## begin

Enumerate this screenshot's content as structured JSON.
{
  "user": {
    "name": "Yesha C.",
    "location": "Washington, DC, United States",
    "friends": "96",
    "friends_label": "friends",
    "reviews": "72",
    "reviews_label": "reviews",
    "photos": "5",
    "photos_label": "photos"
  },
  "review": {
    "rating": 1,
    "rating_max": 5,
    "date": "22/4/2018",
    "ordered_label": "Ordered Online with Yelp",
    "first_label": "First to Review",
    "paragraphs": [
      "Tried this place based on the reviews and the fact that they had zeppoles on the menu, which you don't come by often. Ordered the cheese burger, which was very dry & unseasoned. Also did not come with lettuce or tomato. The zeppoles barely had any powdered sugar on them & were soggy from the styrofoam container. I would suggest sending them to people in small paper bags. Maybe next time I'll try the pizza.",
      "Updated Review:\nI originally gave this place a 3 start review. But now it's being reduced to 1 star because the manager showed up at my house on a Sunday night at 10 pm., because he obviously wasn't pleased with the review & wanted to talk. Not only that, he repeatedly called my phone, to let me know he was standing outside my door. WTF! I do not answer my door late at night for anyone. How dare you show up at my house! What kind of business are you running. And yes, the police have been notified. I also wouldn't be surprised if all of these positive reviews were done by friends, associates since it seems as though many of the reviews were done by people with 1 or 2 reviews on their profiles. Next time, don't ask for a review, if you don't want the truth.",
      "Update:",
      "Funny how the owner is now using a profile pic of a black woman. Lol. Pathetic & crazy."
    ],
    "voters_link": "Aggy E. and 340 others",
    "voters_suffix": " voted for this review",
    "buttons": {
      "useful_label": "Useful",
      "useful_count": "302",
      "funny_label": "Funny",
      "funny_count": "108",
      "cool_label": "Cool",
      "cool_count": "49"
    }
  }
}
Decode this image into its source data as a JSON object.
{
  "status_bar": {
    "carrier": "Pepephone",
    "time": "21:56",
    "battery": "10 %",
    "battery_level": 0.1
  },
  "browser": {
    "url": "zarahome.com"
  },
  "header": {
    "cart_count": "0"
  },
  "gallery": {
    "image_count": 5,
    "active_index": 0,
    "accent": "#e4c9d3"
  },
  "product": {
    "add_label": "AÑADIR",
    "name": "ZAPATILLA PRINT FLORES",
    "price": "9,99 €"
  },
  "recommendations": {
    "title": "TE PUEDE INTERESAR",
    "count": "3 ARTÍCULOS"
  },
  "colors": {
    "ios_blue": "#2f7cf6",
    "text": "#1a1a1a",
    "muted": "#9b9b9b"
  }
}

## end

### Exercise task
Show every line from the entries above in which "JSON" appears.

### Answer to this exercise
Enumerate this screenshot's content as structured JSON.
Decode this image into its source data as a JSON object.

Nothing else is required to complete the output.